>> Start

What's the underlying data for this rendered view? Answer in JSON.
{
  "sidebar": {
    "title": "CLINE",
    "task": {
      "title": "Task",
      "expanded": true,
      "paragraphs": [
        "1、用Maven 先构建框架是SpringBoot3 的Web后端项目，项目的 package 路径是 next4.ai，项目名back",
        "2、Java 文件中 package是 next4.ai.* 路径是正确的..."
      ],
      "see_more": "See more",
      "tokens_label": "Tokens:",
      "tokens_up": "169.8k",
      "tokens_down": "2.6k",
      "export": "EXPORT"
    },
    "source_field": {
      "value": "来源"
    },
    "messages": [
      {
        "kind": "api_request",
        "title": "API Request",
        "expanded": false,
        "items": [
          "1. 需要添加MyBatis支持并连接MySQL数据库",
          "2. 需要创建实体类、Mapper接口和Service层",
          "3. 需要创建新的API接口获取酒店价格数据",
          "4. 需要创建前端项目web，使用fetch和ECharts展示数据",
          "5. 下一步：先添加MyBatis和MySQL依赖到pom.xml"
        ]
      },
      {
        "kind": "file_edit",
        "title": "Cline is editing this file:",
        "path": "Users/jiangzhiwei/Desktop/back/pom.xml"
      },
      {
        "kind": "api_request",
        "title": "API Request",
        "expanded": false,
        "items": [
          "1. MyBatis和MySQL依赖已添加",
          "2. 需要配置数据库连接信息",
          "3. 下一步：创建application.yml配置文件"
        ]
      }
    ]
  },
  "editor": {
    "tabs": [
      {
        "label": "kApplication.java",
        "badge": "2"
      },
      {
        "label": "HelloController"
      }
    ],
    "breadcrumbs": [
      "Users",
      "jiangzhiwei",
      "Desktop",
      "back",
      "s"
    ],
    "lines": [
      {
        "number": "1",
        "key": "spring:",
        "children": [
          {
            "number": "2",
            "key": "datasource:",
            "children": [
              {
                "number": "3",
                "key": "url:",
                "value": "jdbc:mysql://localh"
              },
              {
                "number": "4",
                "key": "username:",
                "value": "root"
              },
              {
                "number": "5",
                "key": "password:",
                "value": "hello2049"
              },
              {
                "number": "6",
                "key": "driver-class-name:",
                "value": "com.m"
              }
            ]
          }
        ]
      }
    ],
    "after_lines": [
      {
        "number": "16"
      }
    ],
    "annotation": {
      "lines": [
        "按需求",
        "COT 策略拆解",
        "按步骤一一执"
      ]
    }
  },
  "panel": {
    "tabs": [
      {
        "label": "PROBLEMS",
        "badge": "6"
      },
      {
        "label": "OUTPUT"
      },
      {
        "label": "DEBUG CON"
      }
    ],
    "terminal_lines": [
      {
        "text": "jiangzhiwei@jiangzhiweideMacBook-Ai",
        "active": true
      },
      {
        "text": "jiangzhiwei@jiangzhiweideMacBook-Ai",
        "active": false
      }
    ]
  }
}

>> End

Exercise directions:
From the records above, extract each line exactly as shown.

Answer to the task:
What's the underlying data for this rendered view? Answer in JSON.
{
  "sidebar": {
    "title": "CLINE",
    "task": {
      "title": "Task",
      "expanded": true,
      "paragraphs": [
        "1、用Maven 先构建框架是SpringBoot3 的Web后端项目，项目的 package 路径是 next4.ai，项目名back",
        "2、Java 文件中 package是 next4.ai.* 路径是正确的..."
      ],
      "see_more": "See more",
      "tokens_label": "Tokens:",
      "tokens_up": "169.8k",
      "tokens_down": "2.6k",
      "export": "EXPORT"
    },
    "source_field": {
      "value": "来源"
    },
    "messages": [
      {
        "kind": "api_request",
        "title": "API Request",
        "expanded": false,
        "items": [
          "1. 需要添加MyBatis支持并连接MySQL数据库",
          "2. 需要创建实体类、Mapper接口和Service层",
          "3. 需要创建新的API接口获取酒店价格数据",
          "4. 需要创建前端项目web，使用fetch和ECharts展示数据",
          "5. 下一步：先添加MyBatis和MySQL依赖到pom.xml"
        ]
      },
      {
        "kind": "file_edit",
        "title": "Cline is editing this file:",
        "path": "Users/jiangzhiwei/Desktop/back/pom.xml"
      },
      {
        "kind": "api_request",
        "title": "API Request",
        "expanded": false,
        "items": [
          "1. MyBatis和MySQL依赖已添加",
          "2. 需要配置数据库连接信息",
          "3. 下一步：创建application.yml配置文件"
        ]
      }
    ]
  },
  "editor": {
    "tabs": [
      {
        "label": "kApplication.java",
        "badge": "2"
      },
      {
        "label": "HelloController"
      }
    ],
    "breadcrumbs": [
      "Users",
      "jiangzhiwei",
      "Desktop",
      "back",
      "s"
    ],
    "lines": [
      {
        "number": "1",
        "key": "spring:",
        "children": [
          {
            "number": "2",
            "key": "datasource:",
            "children": [
              {
                "number": "3",
                "key": "url:",
                "value": "jdbc:mysql://localh"
              },
              {
                "number": "4",
                "key": "username:",
                "value": "root"
              },
              {
                "number": "5",
                "key": "password:",
                "value": "hello2049"
              },
              {
                "number": "6",
                "key": "driver-class-name:",
                "value": "com.m"
              }
            ]
          }
        ]
      }
    ],
    "after_lines": [
      {
        "number": "16"
      }
    ],
    "annotation": {
      "lines": [
        "按需求",
        "COT 策略拆解",
        "按步骤一一执"
      ]
    }
  },
  "panel": {
    "tabs": [
      {
        "label": "PROBLEMS",
        "badge": "6"
      },
      {
        "label": "OUTPUT"
      },
      {
        "label": "DEBUG CON"
      }
    ],
    "terminal_lines": [
      {
        "text": "jiangzhiwei@jiangzhiweideMacBook-Ai",
        "active": true
      },
      {
        "text": "jiangzhiwei@jiangzhiweideMacBook-Ai",
        "active": false
      }
    ]
  }
}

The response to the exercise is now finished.